Provided material |

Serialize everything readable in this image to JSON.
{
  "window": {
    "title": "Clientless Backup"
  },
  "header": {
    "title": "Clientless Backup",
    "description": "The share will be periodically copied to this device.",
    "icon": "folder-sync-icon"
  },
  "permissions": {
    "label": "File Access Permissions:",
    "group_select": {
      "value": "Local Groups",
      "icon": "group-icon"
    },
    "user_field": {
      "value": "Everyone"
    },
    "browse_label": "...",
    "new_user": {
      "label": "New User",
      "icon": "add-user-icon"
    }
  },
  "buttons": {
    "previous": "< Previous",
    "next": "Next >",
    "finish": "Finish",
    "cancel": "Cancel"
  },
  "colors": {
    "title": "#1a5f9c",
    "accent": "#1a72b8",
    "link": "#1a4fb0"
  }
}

Problem statement | From the records above, extract every entry verbatim.

Solution for this problem |
Serialize everything readable in this image to JSON.
{
  "window": {
    "title": "Clientless Backup"
  },
  "header": {
    "title": "Clientless Backup",
    "description": "The share will be periodically copied to this device.",
    "icon": "folder-sync-icon"
  },
  "permissions": {
    "label": "File Access Permissions:",
    "group_select": {
      "value": "Local Groups",
      "icon": "group-icon"
    },
    "user_field": {
      "value": "Everyone"
    },
    "browse_label": "...",
    "new_user": {
      "label": "New User",
      "icon": "add-user-icon"
    }
  },
  "buttons": {
    "previous": "< Previous",
    "next": "Next >",
    "finish": "Finish",
    "cancel": "Cancel"
  },
  "colors": {
    "title": "#1a5f9c",
    "accent": "#1a72b8",
    "link": "#1a4fb0"
  }
}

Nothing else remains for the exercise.